§ CONSIGNE ÉCRITE 1
D'après le reportage sur la ruée vers l'or à Tamaya, quelle est la superficie approximative de la zone de Tamaya ?
§ CONSIGNE ÉCRITE 2
Traduisez en anglais cette phrase du reportage sur la ruée vers l'or à Tamaya : « Des millions de jeunes creusent depuis plus de dix ans la roche avec en tête un rêve de richesse. »
§ CONSIGNE ÉCRITE 3
Rédigez, s'il vous plaît, la suite du reportage sur la ruée vers l'or à Tamaya, à partir de sa dernière phrase.

§ TEXTE DU DOCUMENT
::::
À Tamaya (Mauritanie)
Il est 3 heures du matin et l’air est fiévreux. Deux phares filent sur le sable. Puis un autre pick-up perce la nuit, et un troisième, plus loin derrière. Ce sont bientôt des centaines de 4x4 qui se succèdent dans l’obscurité, soulevant chacun autant de sable qu’il n’en vole. Ça souffle fort en cette nuit de février. Le jour monte bientôt dans le ciel, remplace le tapis d’étoiles harnaché à une lune presque pleine, et apparaissent quelques gouttes de pluie. Certains diront que ça porte chance tant c’est inhabituel. Mohamed Salem se réjouit : il a pris de l’avance.
À 10 heures tapantes, une nouvelle zone d’orpaillage va naître. Les autorités ont donné rendez-vous à qui le veut à Tamaya, une zone d’une quarantaine de kilomètres carrés dans l’ouest de la Mauritanie, où tout un chacun peut légalement venir creuser et chercher son or. C’est le dernier site en date à être ouvert aux chercheurs depuis le début de la ruée vers l’or dans le Sahara, en 2010. D’abord au Soudan, puis au Tchad, en Libye, au Niger, en Algérie, au Mali et désormais en Mauritanie : la fièvre s’est emparée du désert. Des millions de jeunes creusent depuis plus de dix ans la roche avec en tête un rêve de richesse.
On trouve de l’or partout dans le Sahara, et ce depuis l’Égypte ancienne : les premiers récits d’orpaillage dans le monde sont sahariens, à l’époque de Ramsès IV, sur la frontière entre l’actuel Soudan et l’Égypte. Mais la Nubie d’alors a vite été oubliée : le far west américain, les rivières amazoniennes et surtout le mythe de l’Eldorado ont tout balayé. Il aura fallu attendre 2009 et la redécouverte de l’or au Soudan pour que le Sahara redevienne un lieu d’orpaillage. Les sites n’ont cessé de se multiplier depuis, les histoires de pépites aussi. Les « fiévreux » Soudanais sont venus au Tchad quand on y a trouvé les premiers lingots, les Tchadiens au Niger, les Maliens en Mauritanie… Une migration d’est en ouest s’est mise en place dans ce secteur qui brasse des milliards sous la table. Le nouveau far west. La Mauritanie est le dernier pays de la chaîne : ailleurs au Sahara, les sites d’orpaillage sont désormais connus. Ici, ils éclosent comme le chiendent. Ce matin à Tamaya, coordonnées GPS 20.433528, -15.506683, la ruée recommence.
::::
§ DONNÉES FOURNIES
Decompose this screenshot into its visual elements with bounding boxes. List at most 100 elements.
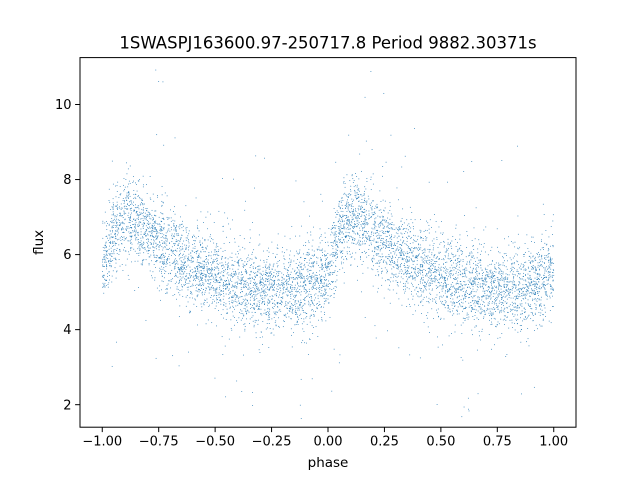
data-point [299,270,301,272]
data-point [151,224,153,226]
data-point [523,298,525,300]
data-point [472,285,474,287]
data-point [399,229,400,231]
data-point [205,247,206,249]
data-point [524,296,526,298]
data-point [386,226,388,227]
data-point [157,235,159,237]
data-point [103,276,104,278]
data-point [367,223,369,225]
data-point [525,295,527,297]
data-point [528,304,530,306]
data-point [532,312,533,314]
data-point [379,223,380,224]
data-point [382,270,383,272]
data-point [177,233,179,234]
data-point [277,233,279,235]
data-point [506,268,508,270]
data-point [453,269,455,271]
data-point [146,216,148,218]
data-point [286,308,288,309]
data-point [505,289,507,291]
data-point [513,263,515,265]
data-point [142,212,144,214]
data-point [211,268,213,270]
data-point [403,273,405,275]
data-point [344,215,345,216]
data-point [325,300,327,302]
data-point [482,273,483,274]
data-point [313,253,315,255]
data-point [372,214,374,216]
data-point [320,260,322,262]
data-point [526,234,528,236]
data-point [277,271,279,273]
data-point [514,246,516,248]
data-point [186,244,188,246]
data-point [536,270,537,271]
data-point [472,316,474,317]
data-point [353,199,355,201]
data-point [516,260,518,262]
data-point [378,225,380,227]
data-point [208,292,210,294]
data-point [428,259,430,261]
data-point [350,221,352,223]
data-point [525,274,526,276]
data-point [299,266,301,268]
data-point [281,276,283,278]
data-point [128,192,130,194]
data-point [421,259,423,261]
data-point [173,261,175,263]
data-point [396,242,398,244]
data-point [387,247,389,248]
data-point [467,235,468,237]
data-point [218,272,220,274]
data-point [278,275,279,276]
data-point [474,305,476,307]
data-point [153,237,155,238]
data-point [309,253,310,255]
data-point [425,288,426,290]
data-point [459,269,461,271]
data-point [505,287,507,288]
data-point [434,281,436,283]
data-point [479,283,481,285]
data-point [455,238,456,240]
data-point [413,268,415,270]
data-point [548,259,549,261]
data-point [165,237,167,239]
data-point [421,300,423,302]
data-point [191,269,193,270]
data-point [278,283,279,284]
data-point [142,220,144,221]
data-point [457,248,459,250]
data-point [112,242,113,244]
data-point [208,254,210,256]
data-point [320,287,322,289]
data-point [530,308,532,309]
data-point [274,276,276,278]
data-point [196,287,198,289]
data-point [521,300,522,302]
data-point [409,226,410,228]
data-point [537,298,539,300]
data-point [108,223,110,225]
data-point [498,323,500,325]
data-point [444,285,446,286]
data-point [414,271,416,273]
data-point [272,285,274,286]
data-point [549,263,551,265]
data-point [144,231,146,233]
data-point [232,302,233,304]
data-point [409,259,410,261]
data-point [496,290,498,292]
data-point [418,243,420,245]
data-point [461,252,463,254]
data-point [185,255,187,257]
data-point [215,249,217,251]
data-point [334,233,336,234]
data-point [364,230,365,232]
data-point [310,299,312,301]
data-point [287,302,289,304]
::::
§ RÉSULTAT OBTENU 1
Une quarantaine de kilomètres carrés.

§ RÉSULTAT OBTENU 2
For more than ten years, millions of young people have been digging into the rock with a dream of wealth in mind.

§ RÉSULTAT OBTENU 3
Depuis l’arrière du pick-up, Mohamed Salem voit se dessiner un nuage de poussière à l’horizon en s’approchant de la zone. Il vient de Lahrach, une petite commune rurale du Sud du pays, non loin du Sénégal. Là-bas, on produit du sorgho et du niébé, un genre de haricot, de la pastèque, mais pas d’or. Mohamed Salem était agriculteur jusqu’en en 2016. Quand on a trouvé le précieux métal en Mauritanie, il a troqué les champs pour les puits. Manteau sur les épaules et capuche remontée sur un bonnet gris pour se protéger des vents frais de la nuit, il est paré pour la ruée. Le pick-up fait des embardées dans le sable. Au fur et à mesure que les petits points à l’horizon, qui sont autant de signaux de présence humaine, grossissent, Mohamed Salem déchante. « Tout le monde se fout de l’horaire, ça a l’air d’avoir déjà commencé ! » Lui qui pensait être en avance, il est finalement en retard.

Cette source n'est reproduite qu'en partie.